What you should do
Extract all lines that hold the string "ylabel".

══ Data supplied ══

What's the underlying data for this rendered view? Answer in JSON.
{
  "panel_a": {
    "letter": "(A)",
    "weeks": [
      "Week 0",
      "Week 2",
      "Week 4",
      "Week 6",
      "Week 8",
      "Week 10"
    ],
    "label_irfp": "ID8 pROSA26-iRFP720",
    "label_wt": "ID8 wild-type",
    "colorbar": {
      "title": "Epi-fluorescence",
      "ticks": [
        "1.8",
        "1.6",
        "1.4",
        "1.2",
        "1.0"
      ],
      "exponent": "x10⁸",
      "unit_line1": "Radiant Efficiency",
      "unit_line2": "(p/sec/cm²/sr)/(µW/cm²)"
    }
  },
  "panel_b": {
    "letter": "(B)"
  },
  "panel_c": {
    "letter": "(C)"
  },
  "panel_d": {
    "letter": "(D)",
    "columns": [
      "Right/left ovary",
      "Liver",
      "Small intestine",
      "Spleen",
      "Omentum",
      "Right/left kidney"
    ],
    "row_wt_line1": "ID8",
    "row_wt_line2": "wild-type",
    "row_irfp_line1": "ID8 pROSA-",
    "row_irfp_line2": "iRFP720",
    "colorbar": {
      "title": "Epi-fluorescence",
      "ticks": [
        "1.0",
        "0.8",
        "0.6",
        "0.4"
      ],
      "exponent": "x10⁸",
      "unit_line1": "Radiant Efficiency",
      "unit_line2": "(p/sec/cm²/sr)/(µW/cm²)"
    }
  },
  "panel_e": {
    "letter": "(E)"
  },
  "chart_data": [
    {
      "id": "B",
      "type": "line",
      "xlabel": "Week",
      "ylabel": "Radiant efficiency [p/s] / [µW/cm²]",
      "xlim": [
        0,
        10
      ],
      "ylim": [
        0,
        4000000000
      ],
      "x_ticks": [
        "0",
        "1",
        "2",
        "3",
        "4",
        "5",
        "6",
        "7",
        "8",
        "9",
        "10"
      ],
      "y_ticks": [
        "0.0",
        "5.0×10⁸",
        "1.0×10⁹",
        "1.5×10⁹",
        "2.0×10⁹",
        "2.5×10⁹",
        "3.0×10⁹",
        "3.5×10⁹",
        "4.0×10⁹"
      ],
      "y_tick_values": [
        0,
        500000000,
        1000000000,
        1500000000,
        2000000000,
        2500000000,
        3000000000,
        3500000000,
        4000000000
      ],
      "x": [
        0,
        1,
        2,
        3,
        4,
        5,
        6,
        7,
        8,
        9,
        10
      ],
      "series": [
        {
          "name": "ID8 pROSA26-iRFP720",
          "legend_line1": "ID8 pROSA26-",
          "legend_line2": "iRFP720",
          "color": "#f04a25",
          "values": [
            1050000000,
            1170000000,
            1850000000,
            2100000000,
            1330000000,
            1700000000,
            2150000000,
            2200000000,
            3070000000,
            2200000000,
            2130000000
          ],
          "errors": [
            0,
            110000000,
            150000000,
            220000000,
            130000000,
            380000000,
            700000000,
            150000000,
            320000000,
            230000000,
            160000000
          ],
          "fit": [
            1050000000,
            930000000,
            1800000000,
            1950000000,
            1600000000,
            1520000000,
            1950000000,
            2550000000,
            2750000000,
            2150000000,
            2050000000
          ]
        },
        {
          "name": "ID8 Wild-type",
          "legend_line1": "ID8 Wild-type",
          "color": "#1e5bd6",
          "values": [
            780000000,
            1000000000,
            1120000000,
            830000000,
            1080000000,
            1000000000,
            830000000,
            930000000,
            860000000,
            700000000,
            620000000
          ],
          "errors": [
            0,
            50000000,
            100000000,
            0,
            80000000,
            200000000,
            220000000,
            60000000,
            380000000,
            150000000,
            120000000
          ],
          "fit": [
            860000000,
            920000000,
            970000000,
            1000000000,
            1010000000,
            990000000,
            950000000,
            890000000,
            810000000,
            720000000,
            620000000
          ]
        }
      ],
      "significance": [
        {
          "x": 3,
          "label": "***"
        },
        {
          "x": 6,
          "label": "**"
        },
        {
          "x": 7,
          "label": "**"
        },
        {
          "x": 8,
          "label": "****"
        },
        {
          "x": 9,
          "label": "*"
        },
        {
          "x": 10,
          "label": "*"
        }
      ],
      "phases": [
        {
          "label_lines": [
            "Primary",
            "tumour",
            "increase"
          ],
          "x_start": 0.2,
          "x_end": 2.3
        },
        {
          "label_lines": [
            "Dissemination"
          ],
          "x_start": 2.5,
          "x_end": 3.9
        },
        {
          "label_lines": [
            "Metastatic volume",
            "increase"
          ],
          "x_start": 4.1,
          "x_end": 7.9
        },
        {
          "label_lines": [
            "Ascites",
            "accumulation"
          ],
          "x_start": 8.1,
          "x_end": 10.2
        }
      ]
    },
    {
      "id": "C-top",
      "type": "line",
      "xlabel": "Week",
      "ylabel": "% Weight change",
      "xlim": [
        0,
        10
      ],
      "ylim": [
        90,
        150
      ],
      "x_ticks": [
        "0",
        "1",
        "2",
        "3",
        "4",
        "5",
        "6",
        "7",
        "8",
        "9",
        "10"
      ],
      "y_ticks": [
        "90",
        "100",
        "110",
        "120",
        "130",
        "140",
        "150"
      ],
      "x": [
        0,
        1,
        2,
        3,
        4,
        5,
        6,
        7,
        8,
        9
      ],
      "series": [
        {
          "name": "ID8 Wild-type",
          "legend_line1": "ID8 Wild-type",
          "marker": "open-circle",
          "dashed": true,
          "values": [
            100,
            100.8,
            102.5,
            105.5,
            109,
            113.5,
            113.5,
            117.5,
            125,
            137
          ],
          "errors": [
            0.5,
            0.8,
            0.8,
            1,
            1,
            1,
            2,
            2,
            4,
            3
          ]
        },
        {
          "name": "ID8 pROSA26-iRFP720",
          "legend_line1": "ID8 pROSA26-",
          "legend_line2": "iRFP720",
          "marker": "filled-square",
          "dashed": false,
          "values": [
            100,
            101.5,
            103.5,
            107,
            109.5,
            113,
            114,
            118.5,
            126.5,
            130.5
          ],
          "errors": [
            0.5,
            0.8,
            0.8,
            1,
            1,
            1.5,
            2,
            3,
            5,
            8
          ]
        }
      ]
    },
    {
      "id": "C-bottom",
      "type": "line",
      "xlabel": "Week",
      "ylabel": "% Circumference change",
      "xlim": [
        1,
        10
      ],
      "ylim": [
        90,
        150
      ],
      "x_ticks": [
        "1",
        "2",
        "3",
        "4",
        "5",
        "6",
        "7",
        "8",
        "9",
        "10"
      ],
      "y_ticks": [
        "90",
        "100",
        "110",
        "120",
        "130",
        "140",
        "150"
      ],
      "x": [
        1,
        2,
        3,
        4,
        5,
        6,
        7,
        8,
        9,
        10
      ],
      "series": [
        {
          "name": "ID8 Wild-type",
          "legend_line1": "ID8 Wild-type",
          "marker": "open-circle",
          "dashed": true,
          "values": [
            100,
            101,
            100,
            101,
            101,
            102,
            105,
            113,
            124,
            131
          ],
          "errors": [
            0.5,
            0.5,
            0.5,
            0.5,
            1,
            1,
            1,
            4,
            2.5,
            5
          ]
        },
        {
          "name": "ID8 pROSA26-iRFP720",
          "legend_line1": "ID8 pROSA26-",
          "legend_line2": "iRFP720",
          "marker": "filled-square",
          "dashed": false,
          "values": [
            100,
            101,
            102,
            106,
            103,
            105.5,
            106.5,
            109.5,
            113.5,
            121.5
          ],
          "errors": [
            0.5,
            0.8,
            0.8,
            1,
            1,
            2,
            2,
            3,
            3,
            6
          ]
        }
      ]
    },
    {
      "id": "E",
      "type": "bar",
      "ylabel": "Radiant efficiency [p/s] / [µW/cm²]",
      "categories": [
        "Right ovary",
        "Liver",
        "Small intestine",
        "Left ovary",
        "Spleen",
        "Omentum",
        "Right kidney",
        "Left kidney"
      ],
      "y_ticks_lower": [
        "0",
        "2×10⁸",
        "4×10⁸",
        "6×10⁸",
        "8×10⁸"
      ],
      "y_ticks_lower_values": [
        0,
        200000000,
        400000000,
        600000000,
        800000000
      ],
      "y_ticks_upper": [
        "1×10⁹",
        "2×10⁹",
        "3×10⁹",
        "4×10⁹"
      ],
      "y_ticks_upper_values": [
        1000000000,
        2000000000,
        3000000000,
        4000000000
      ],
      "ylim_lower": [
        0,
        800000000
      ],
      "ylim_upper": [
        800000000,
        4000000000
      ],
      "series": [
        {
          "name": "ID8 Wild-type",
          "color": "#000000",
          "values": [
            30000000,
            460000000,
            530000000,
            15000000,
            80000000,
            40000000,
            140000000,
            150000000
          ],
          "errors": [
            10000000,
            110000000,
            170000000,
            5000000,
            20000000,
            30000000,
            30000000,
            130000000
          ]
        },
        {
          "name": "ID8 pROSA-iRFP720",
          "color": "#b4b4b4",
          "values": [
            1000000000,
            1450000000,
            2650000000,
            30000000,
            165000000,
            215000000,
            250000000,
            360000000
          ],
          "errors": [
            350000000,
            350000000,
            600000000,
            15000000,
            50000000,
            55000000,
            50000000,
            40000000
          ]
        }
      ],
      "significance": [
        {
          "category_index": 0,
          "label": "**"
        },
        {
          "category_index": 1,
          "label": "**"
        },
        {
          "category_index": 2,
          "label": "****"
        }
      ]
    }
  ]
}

═══

Reply
      "ylabel": "Radiant efficiency [p/s] / [µW/cm²]",
      "ylabel": "% Weight change",
      "ylabel": "% Circumference change",
      "ylabel": "Radiant efficiency [p/s] / [µW/cm²]",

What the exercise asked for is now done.